What this task involves:
Write every record out again exactly as given.
== Supplied information
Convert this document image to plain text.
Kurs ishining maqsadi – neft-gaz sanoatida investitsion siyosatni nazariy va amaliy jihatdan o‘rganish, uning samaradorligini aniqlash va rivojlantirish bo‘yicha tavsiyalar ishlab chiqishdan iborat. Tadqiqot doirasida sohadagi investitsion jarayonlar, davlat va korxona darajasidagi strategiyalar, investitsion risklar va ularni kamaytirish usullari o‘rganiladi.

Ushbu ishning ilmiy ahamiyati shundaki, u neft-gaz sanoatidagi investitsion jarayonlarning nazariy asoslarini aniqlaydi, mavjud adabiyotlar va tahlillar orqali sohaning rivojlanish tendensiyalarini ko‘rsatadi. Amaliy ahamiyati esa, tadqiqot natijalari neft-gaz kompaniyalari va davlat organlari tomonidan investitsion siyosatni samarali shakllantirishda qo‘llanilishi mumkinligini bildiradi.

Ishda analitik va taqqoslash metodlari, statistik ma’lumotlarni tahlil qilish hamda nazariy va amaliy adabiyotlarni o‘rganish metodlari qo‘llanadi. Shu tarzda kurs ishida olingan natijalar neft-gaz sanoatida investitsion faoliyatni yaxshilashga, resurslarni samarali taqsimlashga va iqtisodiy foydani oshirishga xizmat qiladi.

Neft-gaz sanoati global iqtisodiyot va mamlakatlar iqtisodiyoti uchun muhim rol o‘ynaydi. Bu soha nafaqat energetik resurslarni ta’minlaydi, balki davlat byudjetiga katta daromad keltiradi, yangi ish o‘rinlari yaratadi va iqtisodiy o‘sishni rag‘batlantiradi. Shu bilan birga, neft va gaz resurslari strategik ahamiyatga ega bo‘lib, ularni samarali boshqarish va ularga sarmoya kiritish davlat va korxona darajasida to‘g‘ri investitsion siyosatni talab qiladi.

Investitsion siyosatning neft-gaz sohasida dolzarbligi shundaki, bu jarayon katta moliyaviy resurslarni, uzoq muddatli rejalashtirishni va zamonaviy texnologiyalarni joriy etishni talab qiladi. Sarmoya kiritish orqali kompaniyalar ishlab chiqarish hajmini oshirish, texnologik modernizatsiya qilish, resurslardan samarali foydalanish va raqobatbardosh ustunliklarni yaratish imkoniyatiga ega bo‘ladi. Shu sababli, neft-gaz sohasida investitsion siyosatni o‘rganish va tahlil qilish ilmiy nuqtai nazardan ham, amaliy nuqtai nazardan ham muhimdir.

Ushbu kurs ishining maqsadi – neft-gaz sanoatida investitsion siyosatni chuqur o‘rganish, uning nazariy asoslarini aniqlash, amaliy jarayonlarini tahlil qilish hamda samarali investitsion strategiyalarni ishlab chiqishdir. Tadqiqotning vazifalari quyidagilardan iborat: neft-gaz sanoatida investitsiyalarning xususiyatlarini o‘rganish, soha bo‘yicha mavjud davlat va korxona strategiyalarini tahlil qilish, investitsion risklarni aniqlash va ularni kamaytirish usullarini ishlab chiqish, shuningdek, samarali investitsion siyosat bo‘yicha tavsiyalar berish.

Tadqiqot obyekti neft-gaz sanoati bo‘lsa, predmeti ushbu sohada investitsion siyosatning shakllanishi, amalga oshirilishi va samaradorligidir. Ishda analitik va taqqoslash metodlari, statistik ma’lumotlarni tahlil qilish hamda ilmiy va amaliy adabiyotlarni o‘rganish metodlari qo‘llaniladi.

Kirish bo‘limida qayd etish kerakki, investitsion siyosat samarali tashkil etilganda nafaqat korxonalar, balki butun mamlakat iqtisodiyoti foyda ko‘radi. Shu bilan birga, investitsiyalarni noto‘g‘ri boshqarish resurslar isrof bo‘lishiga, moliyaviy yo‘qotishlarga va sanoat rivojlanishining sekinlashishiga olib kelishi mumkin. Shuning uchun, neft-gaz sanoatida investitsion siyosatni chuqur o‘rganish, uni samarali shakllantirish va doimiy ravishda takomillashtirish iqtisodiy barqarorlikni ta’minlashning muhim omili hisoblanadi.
====
Exercise result:
Convert this document image to plain text.
Kurs ishining maqsadi – neft-gaz sanoatida investitsion siyosatni nazariy va amaliy jihatdan o‘rganish, uning samaradorligini aniqlash va rivojlantirish bo‘yicha tavsiyalar ishlab chiqishdan iborat. Tadqiqot doirasida sohadagi investitsion jarayonlar, davlat va korxona darajasidagi strategiyalar, investitsion risklar va ularni kamaytirish usullari o‘rganiladi.

Ushbu ishning ilmiy ahamiyati shundaki, u neft-gaz sanoatidagi investitsion jarayonlarning nazariy asoslarini aniqlaydi, mavjud adabiyotlar va tahlillar orqali sohaning rivojlanish tendensiyalarini ko‘rsatadi. Amaliy ahamiyati esa, tadqiqot natijalari neft-gaz kompaniyalari va davlat organlari tomonidan investitsion siyosatni samarali shakllantirishda qo‘llanilishi mumkinligini bildiradi.

Ishda analitik va taqqoslash metodlari, statistik ma’lumotlarni tahlil qilish hamda nazariy va amaliy adabiyotlarni o‘rganish metodlari qo‘llanadi. Shu tarzda kurs ishida olingan natijalar neft-gaz sanoatida investitsion faoliyatni yaxshilashga, resurslarni samarali taqsimlashga va iqtisodiy foydani oshirishga xizmat qiladi.

Neft-gaz sanoati global iqtisodiyot va mamlakatlar iqtisodiyoti uchun muhim rol o‘ynaydi. Bu soha nafaqat energetik resurslarni ta’minlaydi, balki davlat byudjetiga katta daromad keltiradi, yangi ish o‘rinlari yaratadi va iqtisodiy o‘sishni rag‘batlantiradi. Shu bilan birga, neft va gaz resurslari strategik ahamiyatga ega bo‘lib, ularni samarali boshqarish va ularga sarmoya kiritish davlat va korxona darajasida to‘g‘ri investitsion siyosatni talab qiladi.

Investitsion siyosatning neft-gaz sohasida dolzarbligi shundaki, bu jarayon katta moliyaviy resurslarni, uzoq muddatli rejalashtirishni va zamonaviy texnologiyalarni joriy etishni talab qiladi. Sarmoya kiritish orqali kompaniyalar ishlab chiqarish hajmini oshirish, texnologik modernizatsiya qilish, resurslardan samarali foydalanish va raqobatbardosh ustunliklarni yaratish imkoniyatiga ega bo‘ladi. Shu sababli, neft-gaz sohasida investitsion siyosatni o‘rganish va tahlil qilish ilmiy nuqtai nazardan ham, amaliy nuqtai nazardan ham muhimdir.

Ushbu kurs ishining maqsadi – neft-gaz sanoatida investitsion siyosatni chuqur o‘rganish, uning nazariy asoslarini aniqlash, amaliy jarayonlarini tahlil qilish hamda samarali investitsion strategiyalarni ishlab chiqishdir. Tadqiqotning vazifalari quyidagilardan iborat: neft-gaz sanoatida investitsiyalarning xususiyatlarini o‘rganish, soha bo‘yicha mavjud davlat va korxona strategiyalarini tahlil qilish, investitsion risklarni aniqlash va ularni kamaytirish usullarini ishlab chiqish, shuningdek, samarali investitsion siyosat bo‘yicha tavsiyalar berish.

Tadqiqot obyekti neft-gaz sanoati bo‘lsa, predmeti ushbu sohada investitsion siyosatning shakllanishi, amalga oshirilishi va samaradorligidir. Ishda analitik va taqqoslash metodlari, statistik ma’lumotlarni tahlil qilish hamda ilmiy va amaliy adabiyotlarni o‘rganish metodlari qo‘llaniladi.

Kirish bo‘limida qayd etish kerakki, investitsion siyosat samarali tashkil etilganda nafaqat korxonalar, balki butun mamlakat iqtisodiyoti foyda ko‘radi. Shu bilan birga, investitsiyalarni noto‘g‘ri boshqarish resurslar isrof bo‘lishiga, moliyaviy yo‘qotishlarga va sanoat rivojlanishining sekinlashishiga olib kelishi mumkin. Shuning uchun, neft-gaz sanoatida investitsion siyosatni chuqur o‘rganish, uni samarali shakllantirish va doimiy ravishda takomillashtirish iqtisodiy barqarorlikni ta’minlashning muhim omili hisoblanadi.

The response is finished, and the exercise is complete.